● The request
What follows is a set of entries. Give them again exactly, without the pictures.

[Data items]
◆ ◆ ◆ ◆ ◆ ◆ ◆

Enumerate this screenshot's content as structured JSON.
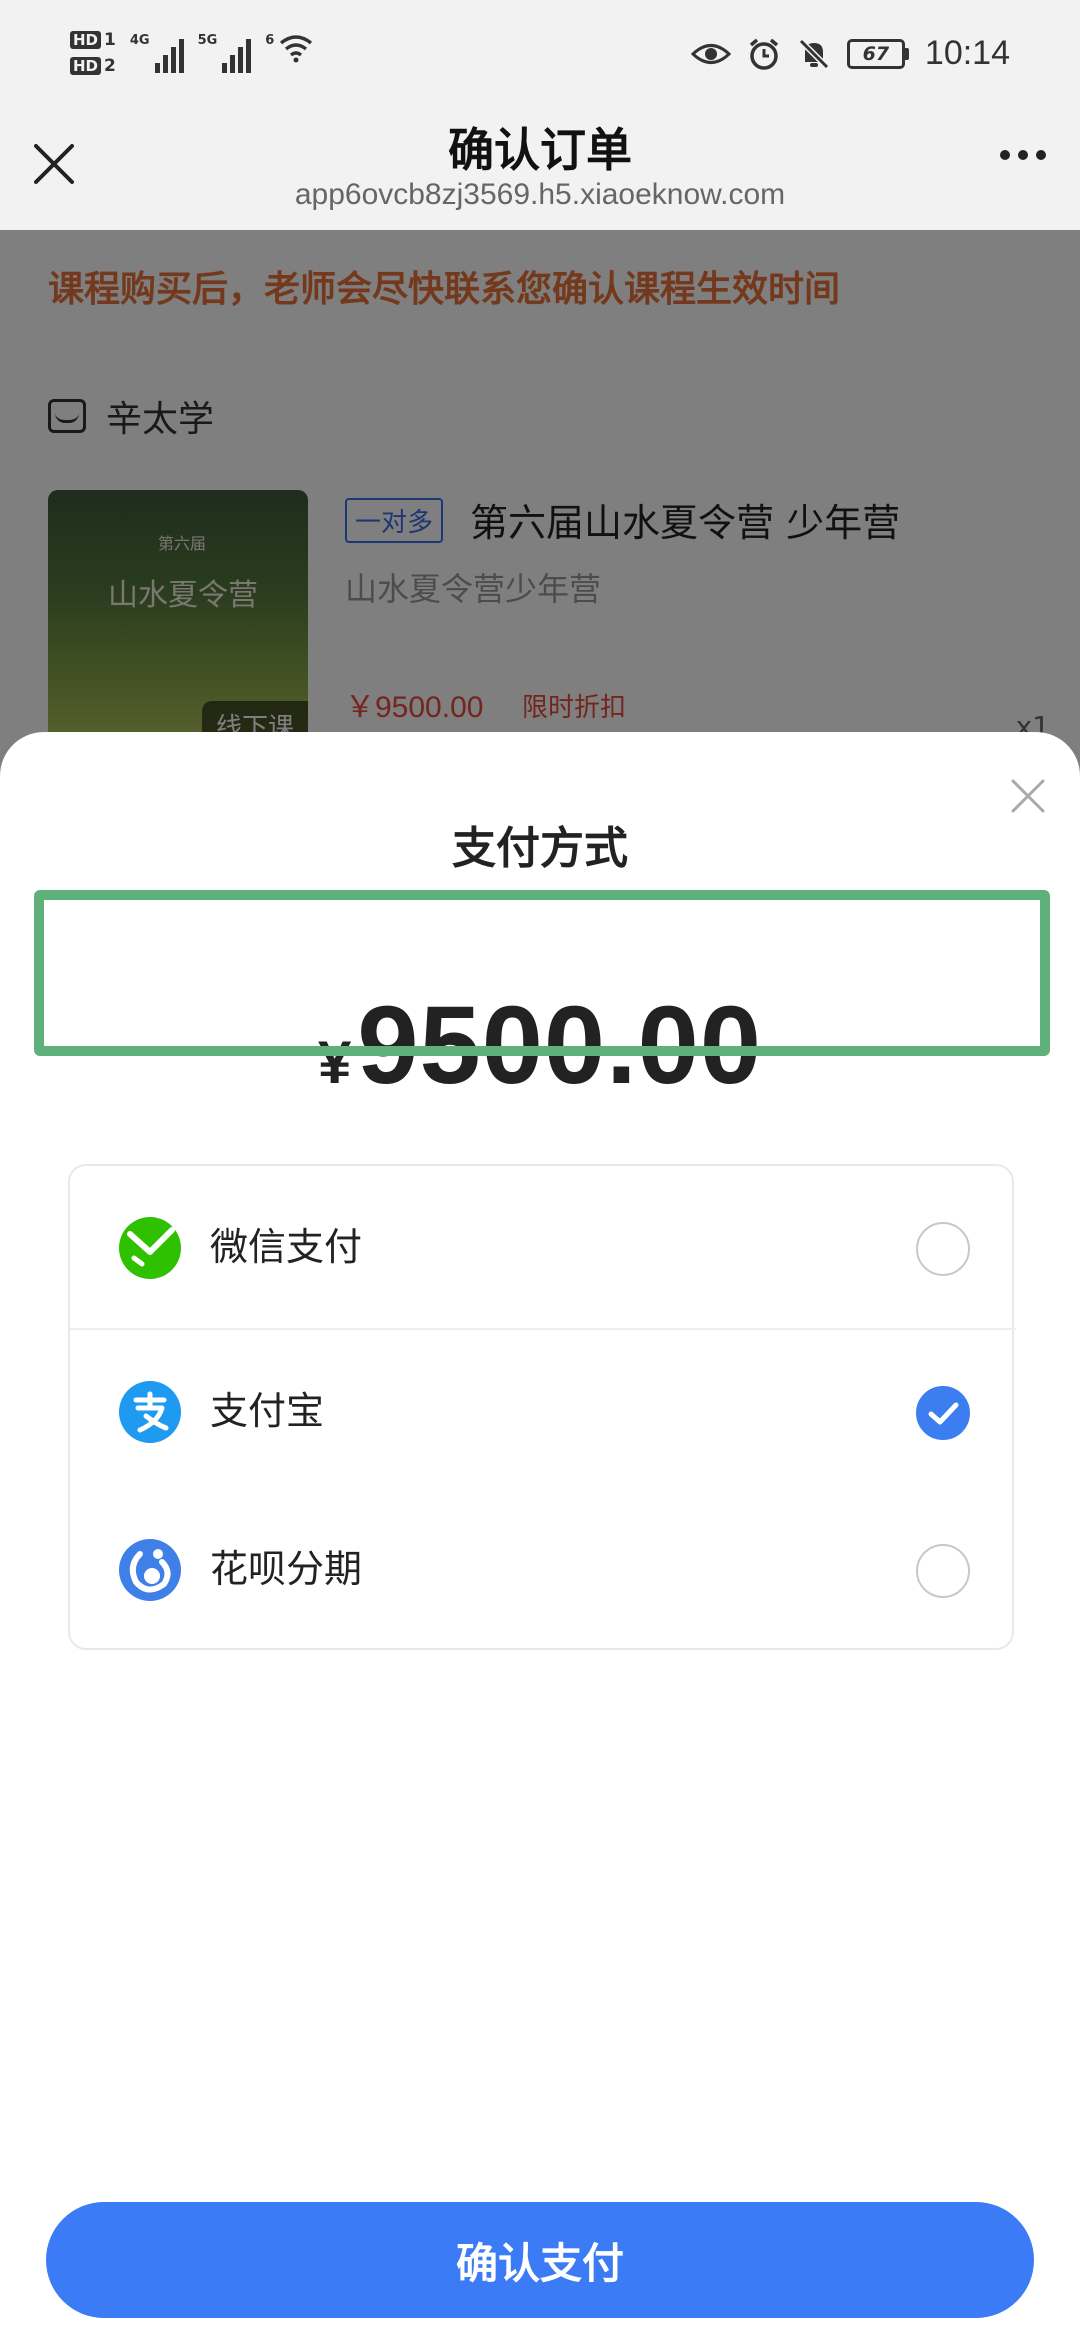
{
  "status_bar": {
    "hd1": "HD",
    "hd1_num": "1",
    "hd2": "HD",
    "hd2_num": "2",
    "net1": "4G",
    "net2": "5G",
    "wifi_num": "6",
    "battery": "67",
    "time": "10:14",
    "icons": [
      "eye-icon",
      "alarm-icon",
      "bell-off-icon"
    ]
  },
  "title_bar": {
    "title": "确认订单",
    "url": "app6ovcb8zj3569.h5.xiaoeknow.com"
  },
  "background_page": {
    "notice": "课程购买后，老师会尽快联系您确认课程生效时间",
    "shop_name": "辛太学",
    "product": {
      "thumb_small": "第六届",
      "thumb_title": "山水夏令营",
      "thumb_tag": "线下课",
      "tag": "一对多",
      "name": "第六届山水夏令营 少年营",
      "subtitle": "山水夏令营少年营",
      "price": "￥9500.00",
      "discount": "限时折扣",
      "quantity": "x1"
    }
  },
  "payment_sheet": {
    "title": "支付方式",
    "currency": "¥",
    "amount": "9500.00",
    "methods": [
      {
        "label": "微信支付",
        "icon": "wechat-pay-icon",
        "selected": false
      },
      {
        "label": "支付宝",
        "icon": "alipay-icon",
        "selected": true
      },
      {
        "label": "花呗分期",
        "icon": "huabei-icon",
        "selected": false
      }
    ],
    "confirm_label": "确认支付"
  },
  "colors": {
    "accent": "#3b7bf5",
    "highlight": "#5fb07a",
    "notice": "#e8733a",
    "price": "#e84b3a",
    "wechat": "#2dc100",
    "alipay": "#1e9bf0"
  }
}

◆ ◆ ◆ ◆ ◆ ◆ ◆

● Exercise solution
Enumerate this screenshot's content as structured JSON.
{
  "status_bar": {
    "hd1": "HD",
    "hd1_num": "1",
    "hd2": "HD",
    "hd2_num": "2",
    "net1": "4G",
    "net2": "5G",
    "wifi_num": "6",
    "battery": "67",
    "time": "10:14",
    "icons": [
      "eye-icon",
      "alarm-icon",
      "bell-off-icon"
    ]
  },
  "title_bar": {
    "title": "确认订单",
    "url": "app6ovcb8zj3569.h5.xiaoeknow.com"
  },
  "background_page": {
    "notice": "课程购买后，老师会尽快联系您确认课程生效时间",
    "shop_name": "辛太学",
    "product": {
      "thumb_small": "第六届",
      "thumb_title": "山水夏令营",
      "thumb_tag": "线下课",
      "tag": "一对多",
      "name": "第六届山水夏令营 少年营",
      "subtitle": "山水夏令营少年营",
      "price": "￥9500.00",
      "discount": "限时折扣",
      "quantity": "x1"
    }
  },
  "payment_sheet": {
    "title": "支付方式",
    "currency": "¥",
    "amount": "9500.00",
    "methods": [
      {
        "label": "微信支付",
        "icon": "wechat-pay-icon",
        "selected": false
      },
      {
        "label": "支付宝",
        "icon": "alipay-icon",
        "selected": true
      },
      {
        "label": "花呗分期",
        "icon": "huabei-icon",
        "selected": false
      }
    ],
    "confirm_label": "确认支付"
  },
  "colors": {
    "accent": "#3b7bf5",
    "highlight": "#5fb07a",
    "notice": "#e8733a",
    "price": "#e84b3a",
    "wechat": "#2dc100",
    "alipay": "#1e9bf0"
  }
}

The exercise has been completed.